Go through the entries below and count the lines holding the word "whiplash". Reply with only the number, please.

--- Record set ---

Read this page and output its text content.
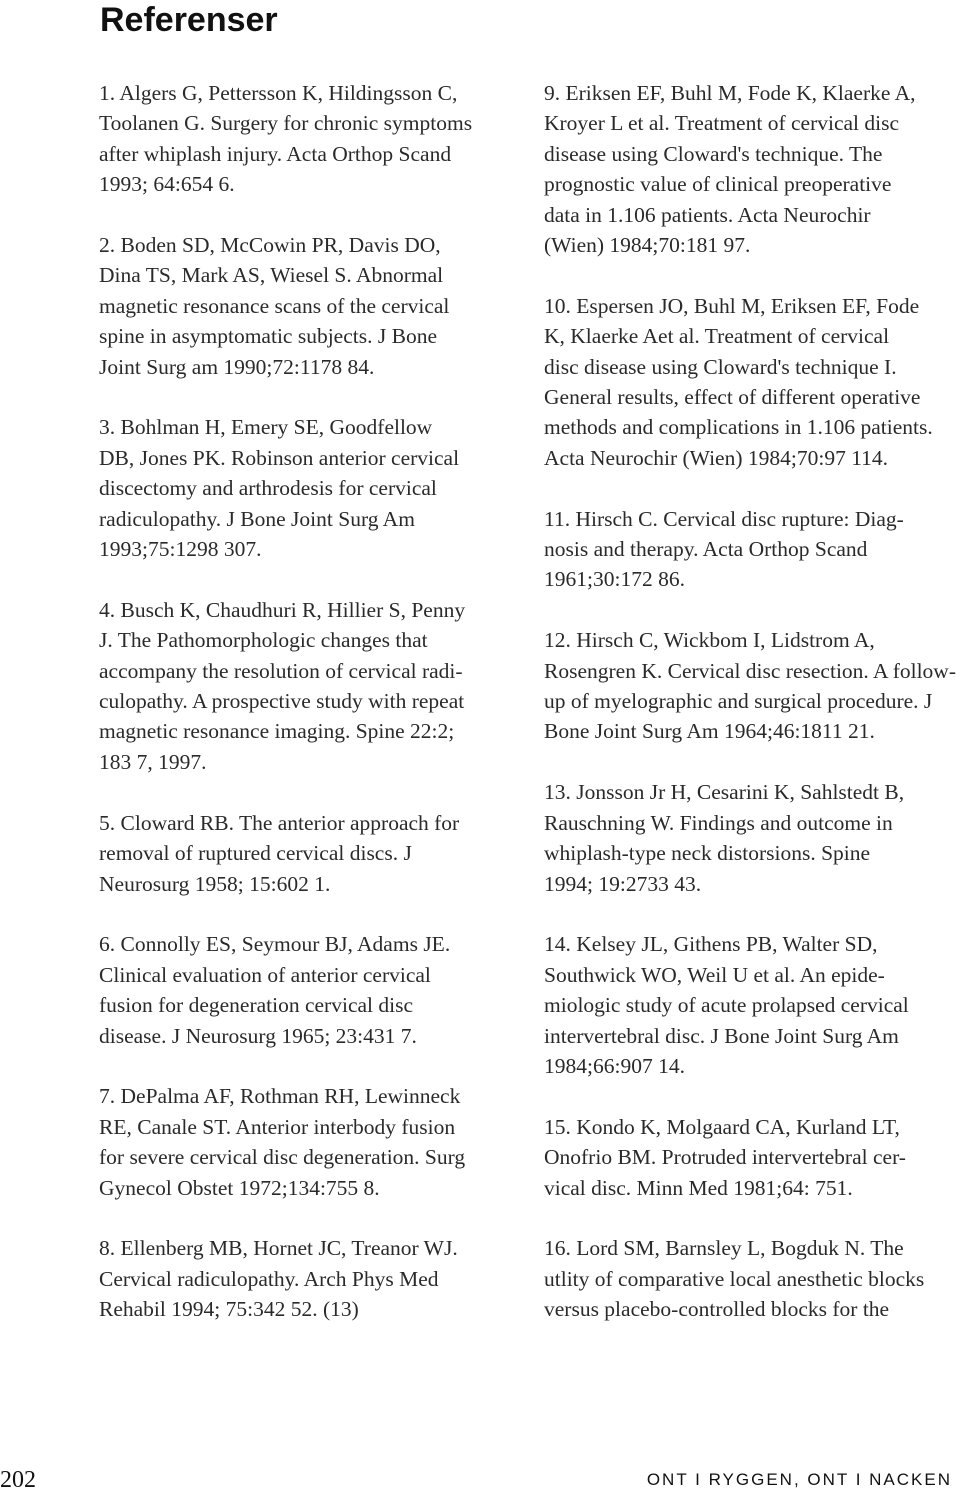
Referenser

1. Algers G, Pettersson K, Hildingsson C,
Toolanen G. Surgery for chronic symptoms
after whiplash injury. Acta Orthop Scand
1993; 64:654 6.

2. Boden SD, McCowin PR, Davis DO,
Dina TS, Mark AS, Wiesel S. Abnormal
magnetic resonance scans of the cervical
spine in asymptomatic subjects. J Bone
Joint Surg am 1990;72:1178 84.

3. Bohlman H, Emery SE, Goodfellow
DB, Jones PK. Robinson anterior cervical
discectomy and arthrodesis for cervical
radiculopathy. J Bone Joint Surg Am
1993;75:1298 307.

4. Busch K, Chaudhuri R, Hillier S, Penny
J. The Pathomorphologic changes that
accompany the resolution of cervical radi-
culopathy. A prospective study with repeat
magnetic resonance imaging. Spine 22:2;
183 7, 1997.

5. Cloward RB. The anterior approach for
removal of ruptured cervical discs. J
Neurosurg 1958; 15:602 1.

6. Connolly ES, Seymour BJ, Adams JE.
Clinical evaluation of anterior cervical
fusion for degeneration cervical disc
disease. J Neurosurg 1965; 23:431 7.

7. DePalma AF, Rothman RH, Lewinneck
RE, Canale ST. Anterior interbody fusion
for severe cervical disc degeneration. Surg
Gynecol Obstet 1972;134:755 8.

8. Ellenberg MB, Hornet JC, Treanor WJ.
Cervical radiculopathy. Arch Phys Med
Rehabil 1994; 75:342 52. (13)

9. Eriksen EF, Buhl M, Fode K, Klaerke A,
Kroyer L et al. Treatment of cervical disc
disease using Cloward's technique. The
prognostic value of clinical preoperative
data in 1.106 patients. Acta Neurochir
(Wien) 1984;70:181 97.

10. Espersen JO, Buhl M, Eriksen EF, Fode
K, Klaerke Aet al. Treatment of cervical
disc disease using Cloward's technique I.
General results, effect of different operative
methods and complications in 1.106 patients.
Acta Neurochir (Wien) 1984;70:97 114.

11. Hirsch C. Cervical disc rupture: Diag-
nosis and therapy. Acta Orthop Scand
1961;30:172 86.

12. Hirsch C, Wickbom I, Lidstrom A,
Rosengren K. Cervical disc resection. A follow-
up of myelographic and surgical procedure. J
Bone Joint Surg Am 1964;46:1811 21.

13. Jonsson Jr H, Cesarini K, Sahlstedt B,
Rauschning W. Findings and outcome in
whiplash-type neck distorsions. Spine
1994; 19:2733 43.

14. Kelsey JL, Githens PB, Walter SD,
Southwick WO, Weil U et al. An epide-
miologic study of acute prolapsed cervical
intervertebral disc. J Bone Joint Surg Am
1984;66:907 14.

15. Kondo K, Molgaard CA, Kurland LT,
Onofrio BM. Protruded intervertebral cer-
vical disc. Minn Med 1981;64: 751.

16. Lord SM, Barnsley L, Bogduk N. The
utlity of comparative local anesthetic blocks
versus placebo-controlled blocks for the

202	ONT I RYGGEN, ONT I NACKEN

---

◆ Exercise result
2